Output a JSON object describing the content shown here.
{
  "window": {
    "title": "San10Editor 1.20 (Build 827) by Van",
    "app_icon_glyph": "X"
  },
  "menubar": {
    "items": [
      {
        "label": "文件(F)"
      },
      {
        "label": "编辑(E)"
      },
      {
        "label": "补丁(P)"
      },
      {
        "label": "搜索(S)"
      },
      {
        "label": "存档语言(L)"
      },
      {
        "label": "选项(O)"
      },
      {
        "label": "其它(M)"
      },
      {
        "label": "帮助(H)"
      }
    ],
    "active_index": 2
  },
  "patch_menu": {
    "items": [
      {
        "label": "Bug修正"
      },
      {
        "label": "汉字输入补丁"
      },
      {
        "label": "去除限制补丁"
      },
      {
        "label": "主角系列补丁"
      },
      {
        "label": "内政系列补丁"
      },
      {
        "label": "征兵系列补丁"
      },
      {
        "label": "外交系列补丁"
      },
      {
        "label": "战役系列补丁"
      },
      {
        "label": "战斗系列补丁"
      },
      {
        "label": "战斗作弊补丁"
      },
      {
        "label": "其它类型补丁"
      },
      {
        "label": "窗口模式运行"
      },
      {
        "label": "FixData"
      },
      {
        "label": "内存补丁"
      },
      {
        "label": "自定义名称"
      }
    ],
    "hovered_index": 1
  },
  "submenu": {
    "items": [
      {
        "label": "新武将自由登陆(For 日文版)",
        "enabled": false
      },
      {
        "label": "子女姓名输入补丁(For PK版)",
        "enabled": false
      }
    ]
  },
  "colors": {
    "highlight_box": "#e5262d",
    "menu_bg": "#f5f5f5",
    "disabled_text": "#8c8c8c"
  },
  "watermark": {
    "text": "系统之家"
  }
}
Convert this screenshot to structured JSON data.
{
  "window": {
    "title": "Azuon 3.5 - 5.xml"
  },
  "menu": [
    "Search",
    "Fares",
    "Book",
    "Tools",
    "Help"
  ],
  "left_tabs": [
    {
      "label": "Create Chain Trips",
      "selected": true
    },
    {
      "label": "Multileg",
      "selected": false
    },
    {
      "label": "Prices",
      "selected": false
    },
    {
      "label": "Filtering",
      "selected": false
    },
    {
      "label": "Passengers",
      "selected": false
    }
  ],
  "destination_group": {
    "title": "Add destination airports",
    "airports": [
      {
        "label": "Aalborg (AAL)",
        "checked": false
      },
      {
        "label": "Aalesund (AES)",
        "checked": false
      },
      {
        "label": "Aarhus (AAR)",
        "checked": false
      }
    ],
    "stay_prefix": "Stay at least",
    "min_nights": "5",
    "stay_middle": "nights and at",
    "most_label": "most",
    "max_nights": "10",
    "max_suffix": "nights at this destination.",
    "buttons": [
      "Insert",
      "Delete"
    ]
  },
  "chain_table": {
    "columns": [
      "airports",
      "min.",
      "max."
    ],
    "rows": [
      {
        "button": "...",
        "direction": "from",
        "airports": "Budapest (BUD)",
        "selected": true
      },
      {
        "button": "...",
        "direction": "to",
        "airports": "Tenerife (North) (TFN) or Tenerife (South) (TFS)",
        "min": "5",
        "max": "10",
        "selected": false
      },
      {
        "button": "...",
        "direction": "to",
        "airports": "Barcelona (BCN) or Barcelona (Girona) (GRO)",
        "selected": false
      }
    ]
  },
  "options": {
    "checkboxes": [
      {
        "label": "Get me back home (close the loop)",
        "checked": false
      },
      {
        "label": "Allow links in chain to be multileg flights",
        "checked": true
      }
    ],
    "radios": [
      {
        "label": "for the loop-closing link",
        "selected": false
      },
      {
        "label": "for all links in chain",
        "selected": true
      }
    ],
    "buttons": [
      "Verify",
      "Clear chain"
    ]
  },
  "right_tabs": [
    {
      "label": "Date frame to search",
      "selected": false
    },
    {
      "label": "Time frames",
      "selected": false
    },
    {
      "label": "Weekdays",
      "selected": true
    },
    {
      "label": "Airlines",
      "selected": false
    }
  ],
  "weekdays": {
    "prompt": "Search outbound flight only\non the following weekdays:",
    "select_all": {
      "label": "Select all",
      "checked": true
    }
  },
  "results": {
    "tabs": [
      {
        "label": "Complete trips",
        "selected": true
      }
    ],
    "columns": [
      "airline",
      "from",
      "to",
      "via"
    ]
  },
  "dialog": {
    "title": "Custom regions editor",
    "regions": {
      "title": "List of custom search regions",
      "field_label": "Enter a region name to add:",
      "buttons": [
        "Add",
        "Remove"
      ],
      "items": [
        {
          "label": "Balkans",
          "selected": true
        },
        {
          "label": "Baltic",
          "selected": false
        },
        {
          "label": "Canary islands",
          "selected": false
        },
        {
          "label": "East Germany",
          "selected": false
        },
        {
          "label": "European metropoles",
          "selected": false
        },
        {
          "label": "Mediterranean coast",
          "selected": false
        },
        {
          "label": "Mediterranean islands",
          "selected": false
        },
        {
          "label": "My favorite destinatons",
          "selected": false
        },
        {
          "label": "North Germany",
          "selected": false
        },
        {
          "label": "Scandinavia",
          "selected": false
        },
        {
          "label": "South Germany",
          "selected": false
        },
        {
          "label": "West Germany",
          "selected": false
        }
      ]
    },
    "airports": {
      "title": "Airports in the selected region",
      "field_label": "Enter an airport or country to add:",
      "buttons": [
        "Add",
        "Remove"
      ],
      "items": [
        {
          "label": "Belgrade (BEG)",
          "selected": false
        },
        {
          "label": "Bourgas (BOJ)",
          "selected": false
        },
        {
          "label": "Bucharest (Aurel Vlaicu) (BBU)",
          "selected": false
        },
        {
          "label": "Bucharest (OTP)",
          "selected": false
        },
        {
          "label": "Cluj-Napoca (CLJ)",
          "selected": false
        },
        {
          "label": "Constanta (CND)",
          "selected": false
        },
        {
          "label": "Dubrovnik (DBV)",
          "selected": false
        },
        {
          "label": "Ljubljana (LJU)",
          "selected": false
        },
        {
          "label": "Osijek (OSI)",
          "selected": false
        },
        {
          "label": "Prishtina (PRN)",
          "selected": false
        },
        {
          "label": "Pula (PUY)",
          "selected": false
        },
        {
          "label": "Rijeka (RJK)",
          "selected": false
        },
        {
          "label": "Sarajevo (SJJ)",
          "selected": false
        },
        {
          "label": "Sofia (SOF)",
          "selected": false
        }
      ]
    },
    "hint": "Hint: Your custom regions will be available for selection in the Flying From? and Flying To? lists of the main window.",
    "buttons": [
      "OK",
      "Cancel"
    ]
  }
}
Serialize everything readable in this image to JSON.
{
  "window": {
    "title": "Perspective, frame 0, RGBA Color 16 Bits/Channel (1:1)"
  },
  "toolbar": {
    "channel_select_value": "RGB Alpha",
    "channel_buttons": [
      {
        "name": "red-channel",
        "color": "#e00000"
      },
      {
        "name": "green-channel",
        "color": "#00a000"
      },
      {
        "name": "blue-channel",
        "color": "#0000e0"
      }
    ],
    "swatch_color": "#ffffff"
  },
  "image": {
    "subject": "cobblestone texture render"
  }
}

○ ○ ○

▶ Task objective:
Set down only these lines, exactly: the line containing "Serialize everything readable" and each line after it, through the end of the listing.

▶ Answer to this exercise:
Serialize everything readable in this image to JSON.
{
  "window": {
    "title": "Perspective, frame 0, RGBA Color 16 Bits/Channel (1:1)"
  },
  "toolbar": {
    "channel_select_value": "RGB Alpha",
    "channel_buttons": [
      {
        "name": "red-channel",
        "color": "#e00000"
      },
      {
        "name": "green-channel",
        "color": "#00a000"
      },
      {
        "name": "blue-channel",
        "color": "#0000e0"
      }
    ],
    "swatch_color": "#ffffff"
  },
  "image": {
    "subject": "cobblestone texture render"
  }
}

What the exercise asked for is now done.